(Stored data entries)
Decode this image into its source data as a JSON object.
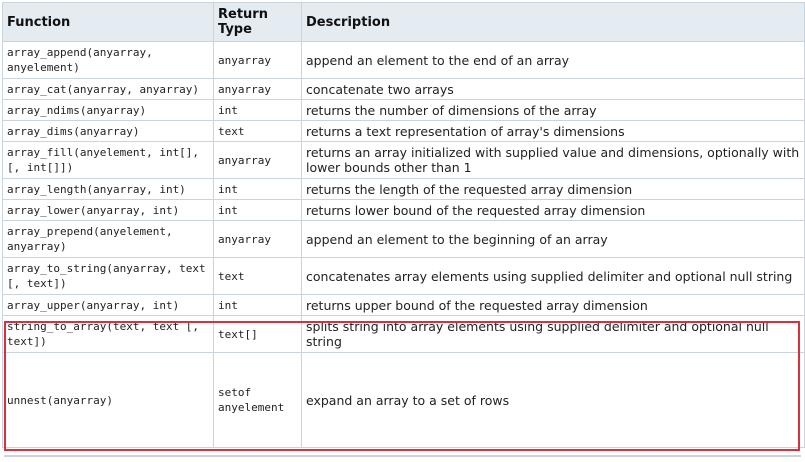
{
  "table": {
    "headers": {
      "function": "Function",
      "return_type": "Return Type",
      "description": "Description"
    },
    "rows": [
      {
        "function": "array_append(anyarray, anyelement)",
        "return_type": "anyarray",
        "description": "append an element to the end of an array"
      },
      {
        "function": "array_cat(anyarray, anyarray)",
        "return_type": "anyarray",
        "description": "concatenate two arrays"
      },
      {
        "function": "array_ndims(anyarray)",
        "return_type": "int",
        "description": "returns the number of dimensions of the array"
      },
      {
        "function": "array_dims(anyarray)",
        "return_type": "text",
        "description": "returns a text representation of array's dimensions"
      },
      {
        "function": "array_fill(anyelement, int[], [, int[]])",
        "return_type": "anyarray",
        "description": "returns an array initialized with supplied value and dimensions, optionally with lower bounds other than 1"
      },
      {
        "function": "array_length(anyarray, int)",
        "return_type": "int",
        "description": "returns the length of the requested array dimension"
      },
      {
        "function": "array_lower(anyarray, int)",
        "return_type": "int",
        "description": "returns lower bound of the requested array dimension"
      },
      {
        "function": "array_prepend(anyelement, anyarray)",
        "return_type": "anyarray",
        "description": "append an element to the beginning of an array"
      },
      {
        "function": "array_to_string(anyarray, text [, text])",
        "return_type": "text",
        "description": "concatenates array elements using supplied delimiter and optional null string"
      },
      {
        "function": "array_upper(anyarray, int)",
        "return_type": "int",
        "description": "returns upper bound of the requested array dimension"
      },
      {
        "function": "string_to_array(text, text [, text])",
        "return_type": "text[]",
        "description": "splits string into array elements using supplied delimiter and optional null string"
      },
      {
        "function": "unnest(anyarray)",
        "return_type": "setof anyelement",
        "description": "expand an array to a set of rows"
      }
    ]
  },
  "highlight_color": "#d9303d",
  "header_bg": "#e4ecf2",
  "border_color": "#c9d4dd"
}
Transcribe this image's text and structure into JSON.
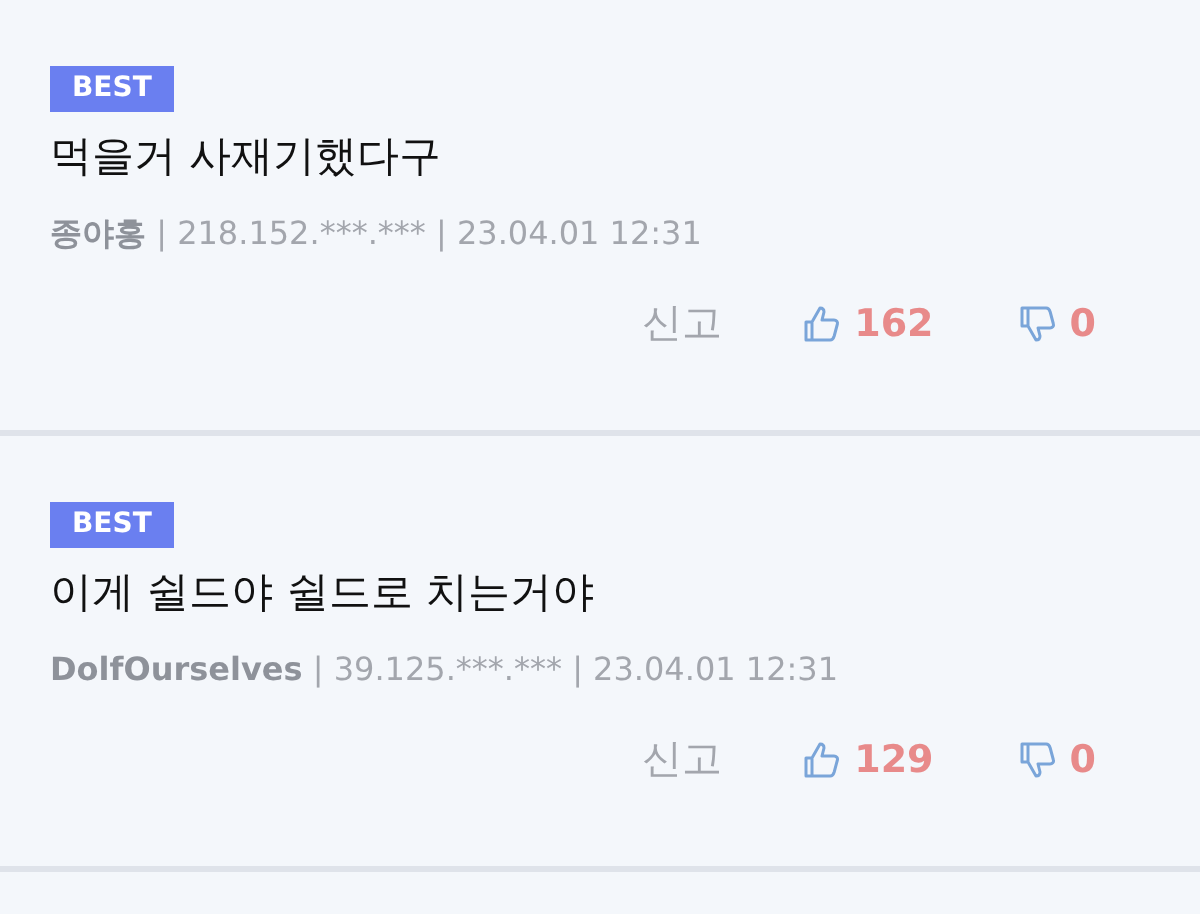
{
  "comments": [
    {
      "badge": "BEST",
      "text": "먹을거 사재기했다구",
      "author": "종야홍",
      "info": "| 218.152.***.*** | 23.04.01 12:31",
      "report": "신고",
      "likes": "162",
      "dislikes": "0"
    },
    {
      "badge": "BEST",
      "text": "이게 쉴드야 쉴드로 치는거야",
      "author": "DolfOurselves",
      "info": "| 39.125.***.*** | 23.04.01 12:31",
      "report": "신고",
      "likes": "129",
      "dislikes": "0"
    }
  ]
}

--

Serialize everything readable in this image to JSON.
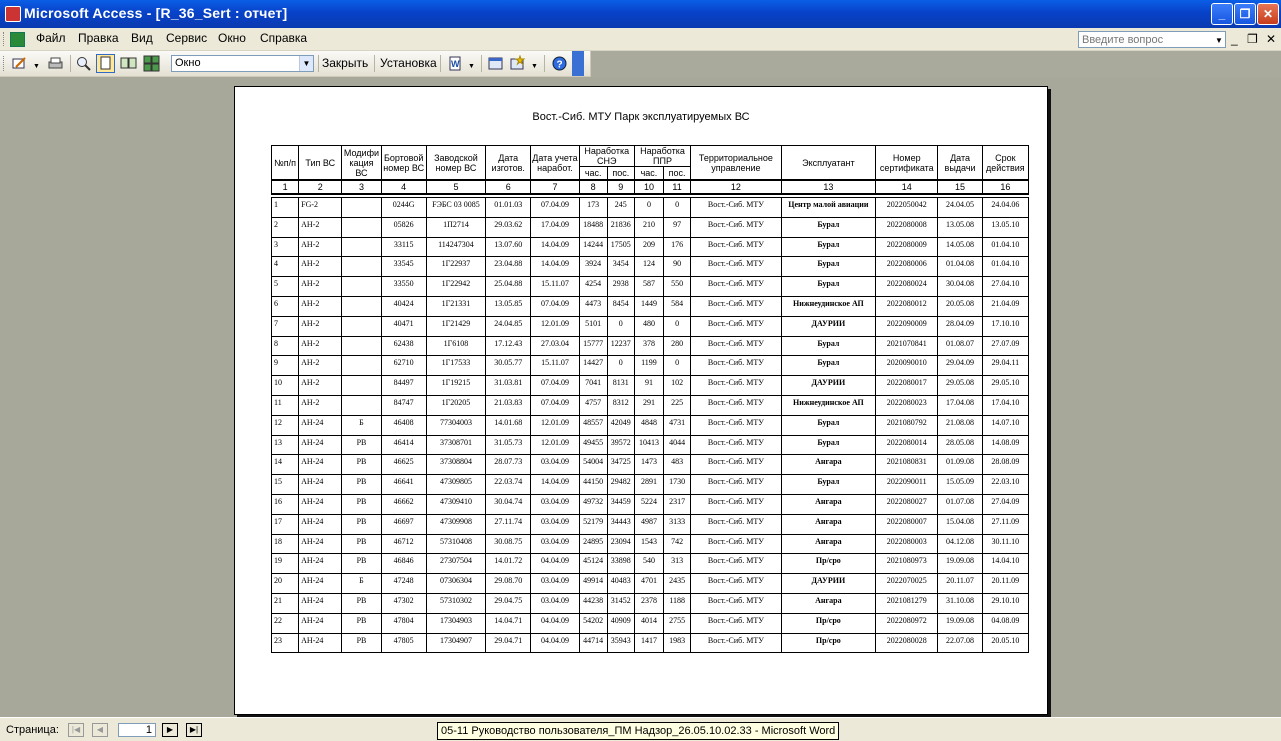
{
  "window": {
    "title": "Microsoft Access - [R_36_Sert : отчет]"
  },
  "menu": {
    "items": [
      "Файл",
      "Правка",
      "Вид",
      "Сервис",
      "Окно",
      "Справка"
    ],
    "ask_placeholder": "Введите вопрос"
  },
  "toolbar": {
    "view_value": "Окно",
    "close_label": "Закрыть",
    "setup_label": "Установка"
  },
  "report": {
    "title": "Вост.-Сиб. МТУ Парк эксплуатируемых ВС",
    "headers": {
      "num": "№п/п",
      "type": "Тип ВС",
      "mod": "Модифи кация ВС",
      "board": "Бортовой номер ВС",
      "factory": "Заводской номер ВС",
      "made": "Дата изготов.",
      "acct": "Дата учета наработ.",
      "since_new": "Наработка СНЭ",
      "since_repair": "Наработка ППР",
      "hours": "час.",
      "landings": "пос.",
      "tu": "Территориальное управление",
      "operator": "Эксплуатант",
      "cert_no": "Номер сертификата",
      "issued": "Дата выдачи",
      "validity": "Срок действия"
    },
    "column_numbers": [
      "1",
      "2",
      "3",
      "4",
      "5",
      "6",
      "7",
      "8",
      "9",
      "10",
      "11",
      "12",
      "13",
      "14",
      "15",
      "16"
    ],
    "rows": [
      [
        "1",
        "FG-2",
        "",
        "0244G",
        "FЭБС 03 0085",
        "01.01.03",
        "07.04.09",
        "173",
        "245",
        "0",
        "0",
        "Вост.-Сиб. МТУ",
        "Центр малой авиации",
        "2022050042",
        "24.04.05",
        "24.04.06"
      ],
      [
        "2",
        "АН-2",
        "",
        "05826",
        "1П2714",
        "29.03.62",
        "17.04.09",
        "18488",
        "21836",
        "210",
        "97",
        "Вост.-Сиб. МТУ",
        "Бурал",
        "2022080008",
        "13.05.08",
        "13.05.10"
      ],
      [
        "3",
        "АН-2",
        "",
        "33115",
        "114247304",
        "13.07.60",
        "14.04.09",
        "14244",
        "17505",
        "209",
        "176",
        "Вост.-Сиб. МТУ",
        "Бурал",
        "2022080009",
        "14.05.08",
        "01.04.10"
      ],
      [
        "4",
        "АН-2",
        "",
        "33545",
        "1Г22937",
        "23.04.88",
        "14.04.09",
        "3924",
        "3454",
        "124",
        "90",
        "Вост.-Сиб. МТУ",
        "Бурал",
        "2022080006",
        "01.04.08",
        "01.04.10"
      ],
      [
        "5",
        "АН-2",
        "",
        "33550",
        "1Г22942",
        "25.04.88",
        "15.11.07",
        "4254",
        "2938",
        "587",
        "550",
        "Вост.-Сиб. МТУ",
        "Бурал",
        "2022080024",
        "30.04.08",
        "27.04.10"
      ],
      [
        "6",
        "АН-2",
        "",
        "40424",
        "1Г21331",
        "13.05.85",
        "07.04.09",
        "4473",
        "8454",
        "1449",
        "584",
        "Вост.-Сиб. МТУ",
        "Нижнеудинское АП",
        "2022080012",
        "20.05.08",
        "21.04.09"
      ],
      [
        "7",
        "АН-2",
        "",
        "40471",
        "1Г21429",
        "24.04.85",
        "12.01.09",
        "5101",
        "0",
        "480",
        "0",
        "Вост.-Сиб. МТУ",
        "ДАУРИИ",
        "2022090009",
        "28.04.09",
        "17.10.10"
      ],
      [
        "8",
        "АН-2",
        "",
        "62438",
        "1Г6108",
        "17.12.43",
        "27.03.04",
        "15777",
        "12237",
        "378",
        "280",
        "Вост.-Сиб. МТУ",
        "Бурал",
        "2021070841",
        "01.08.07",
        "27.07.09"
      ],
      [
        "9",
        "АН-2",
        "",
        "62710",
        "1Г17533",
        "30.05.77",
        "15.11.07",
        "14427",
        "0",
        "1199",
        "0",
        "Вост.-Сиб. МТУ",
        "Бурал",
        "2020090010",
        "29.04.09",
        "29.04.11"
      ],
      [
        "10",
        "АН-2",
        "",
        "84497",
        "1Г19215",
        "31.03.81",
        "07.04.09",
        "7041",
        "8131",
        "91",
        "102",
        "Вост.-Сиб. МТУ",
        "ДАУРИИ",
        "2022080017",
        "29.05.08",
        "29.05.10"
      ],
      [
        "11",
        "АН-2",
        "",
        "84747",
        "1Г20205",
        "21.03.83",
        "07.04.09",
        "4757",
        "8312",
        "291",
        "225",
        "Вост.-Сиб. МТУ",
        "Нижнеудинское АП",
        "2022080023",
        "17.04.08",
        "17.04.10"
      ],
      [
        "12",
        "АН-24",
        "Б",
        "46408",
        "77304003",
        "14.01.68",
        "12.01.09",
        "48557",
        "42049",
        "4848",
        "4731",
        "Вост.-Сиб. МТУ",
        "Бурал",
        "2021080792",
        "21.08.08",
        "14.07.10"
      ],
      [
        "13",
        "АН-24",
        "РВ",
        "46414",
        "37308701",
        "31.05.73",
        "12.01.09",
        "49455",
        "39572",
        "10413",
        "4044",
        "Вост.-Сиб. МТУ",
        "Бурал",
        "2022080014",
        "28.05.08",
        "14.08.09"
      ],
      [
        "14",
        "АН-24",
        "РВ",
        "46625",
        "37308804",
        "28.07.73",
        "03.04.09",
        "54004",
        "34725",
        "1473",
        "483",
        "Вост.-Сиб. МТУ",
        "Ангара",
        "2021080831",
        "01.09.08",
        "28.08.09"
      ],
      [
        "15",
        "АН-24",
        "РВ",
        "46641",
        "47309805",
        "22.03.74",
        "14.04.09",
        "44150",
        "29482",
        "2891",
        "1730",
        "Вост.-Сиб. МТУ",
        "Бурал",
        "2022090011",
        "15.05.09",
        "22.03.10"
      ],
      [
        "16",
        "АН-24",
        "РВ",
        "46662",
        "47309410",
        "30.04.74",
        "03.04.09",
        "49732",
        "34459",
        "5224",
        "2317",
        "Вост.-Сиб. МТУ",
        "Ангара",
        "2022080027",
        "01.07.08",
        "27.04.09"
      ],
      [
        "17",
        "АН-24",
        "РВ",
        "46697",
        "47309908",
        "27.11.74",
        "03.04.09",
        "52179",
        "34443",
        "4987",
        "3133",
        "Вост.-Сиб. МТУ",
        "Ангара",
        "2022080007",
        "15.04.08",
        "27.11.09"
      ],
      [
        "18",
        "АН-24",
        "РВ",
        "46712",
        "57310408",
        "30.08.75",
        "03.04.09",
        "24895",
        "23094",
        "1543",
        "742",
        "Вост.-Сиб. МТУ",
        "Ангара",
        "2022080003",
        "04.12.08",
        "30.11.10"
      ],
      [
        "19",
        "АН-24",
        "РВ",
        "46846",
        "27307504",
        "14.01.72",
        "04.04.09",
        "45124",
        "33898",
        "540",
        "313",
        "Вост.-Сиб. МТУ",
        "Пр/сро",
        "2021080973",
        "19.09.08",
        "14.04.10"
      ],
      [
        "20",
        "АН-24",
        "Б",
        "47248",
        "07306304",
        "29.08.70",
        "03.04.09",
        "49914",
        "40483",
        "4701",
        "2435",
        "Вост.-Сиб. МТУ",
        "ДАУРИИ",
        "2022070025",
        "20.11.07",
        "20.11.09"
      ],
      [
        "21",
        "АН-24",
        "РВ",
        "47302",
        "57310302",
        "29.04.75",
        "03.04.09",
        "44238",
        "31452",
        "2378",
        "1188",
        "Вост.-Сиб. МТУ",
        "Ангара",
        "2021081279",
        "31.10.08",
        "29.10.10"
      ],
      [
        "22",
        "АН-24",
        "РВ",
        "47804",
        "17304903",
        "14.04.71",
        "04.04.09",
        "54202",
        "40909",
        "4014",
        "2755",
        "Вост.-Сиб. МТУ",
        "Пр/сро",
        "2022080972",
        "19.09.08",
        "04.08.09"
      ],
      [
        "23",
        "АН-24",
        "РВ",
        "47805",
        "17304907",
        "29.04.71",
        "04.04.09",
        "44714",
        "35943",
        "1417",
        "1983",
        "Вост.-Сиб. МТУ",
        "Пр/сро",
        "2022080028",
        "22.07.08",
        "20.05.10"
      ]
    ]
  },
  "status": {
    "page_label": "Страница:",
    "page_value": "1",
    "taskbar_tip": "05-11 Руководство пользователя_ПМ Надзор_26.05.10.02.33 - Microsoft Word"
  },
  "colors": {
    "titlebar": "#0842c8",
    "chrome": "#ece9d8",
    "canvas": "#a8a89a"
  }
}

* * *

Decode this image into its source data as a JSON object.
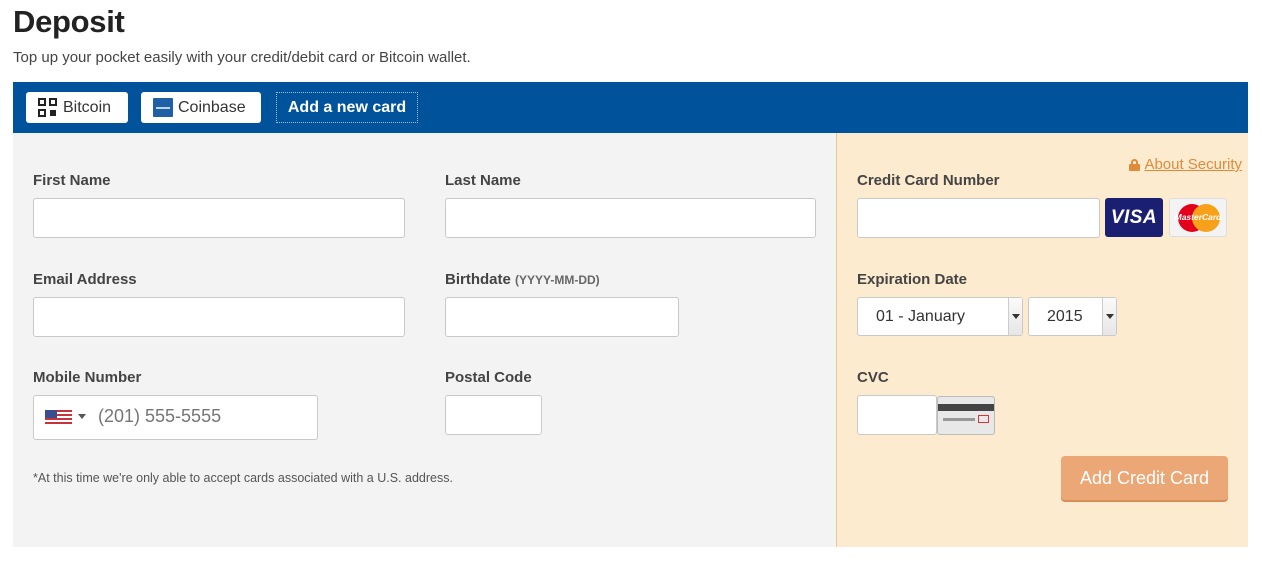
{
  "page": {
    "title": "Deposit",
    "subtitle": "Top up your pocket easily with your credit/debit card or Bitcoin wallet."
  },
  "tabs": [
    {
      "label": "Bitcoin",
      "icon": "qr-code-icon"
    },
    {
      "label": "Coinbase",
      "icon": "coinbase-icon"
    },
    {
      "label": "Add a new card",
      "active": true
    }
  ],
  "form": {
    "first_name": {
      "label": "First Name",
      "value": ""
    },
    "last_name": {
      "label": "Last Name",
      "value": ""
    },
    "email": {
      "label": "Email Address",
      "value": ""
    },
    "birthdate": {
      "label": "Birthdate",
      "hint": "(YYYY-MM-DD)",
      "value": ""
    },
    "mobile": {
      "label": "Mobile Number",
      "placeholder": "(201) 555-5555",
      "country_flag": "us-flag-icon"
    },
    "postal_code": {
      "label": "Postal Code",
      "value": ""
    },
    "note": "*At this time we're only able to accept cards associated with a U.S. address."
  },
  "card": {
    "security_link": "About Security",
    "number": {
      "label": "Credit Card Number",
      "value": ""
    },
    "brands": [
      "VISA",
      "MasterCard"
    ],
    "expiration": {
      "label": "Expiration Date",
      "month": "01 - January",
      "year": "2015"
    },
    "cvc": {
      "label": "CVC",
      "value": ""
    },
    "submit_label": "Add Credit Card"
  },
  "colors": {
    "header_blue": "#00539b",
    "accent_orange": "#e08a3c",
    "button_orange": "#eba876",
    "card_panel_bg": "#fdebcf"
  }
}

### Set exercise
Find the word "Microsoft" in the entries above and gather every line that holds it.

### Finished task
    "title": "Microsoft Access - [R_36_Sert : отчет]"
    "taskbar_tip": "05-11 Руководство пользователя_ПМ Надзор_26.05.10.02.33 - Microsoft Word"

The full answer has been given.